转载

java线程池原理

频繁地创建和销毁线程，会浪费资源。因此产生了线程池，缓存并重用线程，提高性能。

使用java线程池，最简单的方式是Executors和ExecutorService。

(图片来源： https://www.logicbig.com/tutorials/core-java-tutorial/java-multi-threading/thread-pools.html )

Executors和ExecutorService

ExecutorService提供了线程、线程池相关管理的抽象，包括提交任务（submit、execute）、关闭线程池。

Executors是一个工具类，提供了创建线程池的入口。

ExecutorService es = Executors.newCachedThreadPool();

常见创建线程池

newCachedThreadPool：创建缓存型线程池。适用于大量短生命周期的任务。
newFixedThreadPool：创建固定线程数量的线程池。
newScheduledThreadPool：创建延迟/定时任务的线程池。
newSingleThreadScheduledPool：模拟单个线程操作的线程池。

java8以后新增newWorkStealingPool，创建工作窃取类型的线程池，以后再专门讨论working steal，这里先不深入展开。

ThreadPoolExecutor

真实创建线程池，依靠ThreadPoolExecutor。Executors只是简单的封装。

public static ExecutorService newCachedThreadPool() {
        return new ThreadPoolExecutor(0, Integer.MAX_VALUE,
                                      60L, TimeUnit.SECONDS,
                                      new SynchronousQueue<Runnable>());
    }

ThreadPoolExecutor的构造函数，有一堆定制参数。

public ThreadPoolExecutor(int corePoolSize,
                          int maximumPoolSize,
                          long keepAliveTime,
                          TimeUnit unit,
                          BlockingQueue<Runnable> workQueue,
                          ThreadFactory threadFactory,
                          RejectedExecutionHandler handler) {
                              
                          }
}

参数意义如下：

corePoolSize：核心线程数，默认情况下核心线程会一直存活，即使处于闲置状态也不会受存keepAliveTime限制。除非将allowCoreThreadTimeOut设置为true。
maximumPoolSize：线程池所能容纳的最大线程数。超过这个数的线程将被阻塞。当任务队列为没有设置大小的LinkedBlockingDeque时，这个值无效。
keepAliveTime：非核心线程的闲置超时时间，超过这个时间就会被回收。
unit：指定keepAliveTime的单位，如TimeUnit.SECONDS。
workQueue：任务队列。常用的有三种队列：SynchronousQueue，LinkedBlockingDeque，ArrayBlockingQueue。
threadFactory：线程工厂，可以对创建的线程进行定制。
handler：超出workQueue容量的任务的处理方式。

**所给数据**
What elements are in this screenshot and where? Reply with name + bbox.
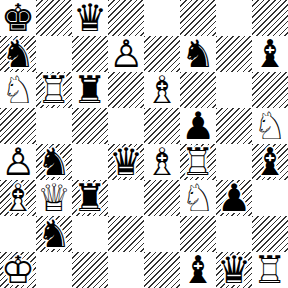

**你要做的**
A. 请根据原文，用一到三句话解释为什么会出现线程池。
B. 按原文的说法，newCachedThreadPool适用于哪类任务？
C. 判断下列说法是否与原文一致，每条回答“是”或“否”，并原样引用原文中起决定作用的词句：(i) Executors是一个工具类；(ii) 默认情况下，核心线程闲置超过keepAliveTime后会被回收；(iii) newWorkStealingPool在java8之前就已存在。

**各题答案**
A. 频繁地创建和销毁线程会浪费资源，因此产生了线程池。线程池缓存并重用线程，从而提高性能。

B. 大量短生命周期的任务。

C.
(i) 是，“Executors是一个工具类，提供了创建线程池的入口。”
(ii) 否，“默认情况下核心线程会一直存活”
(iii) 否，“java8以后新增newWorkStealingPool”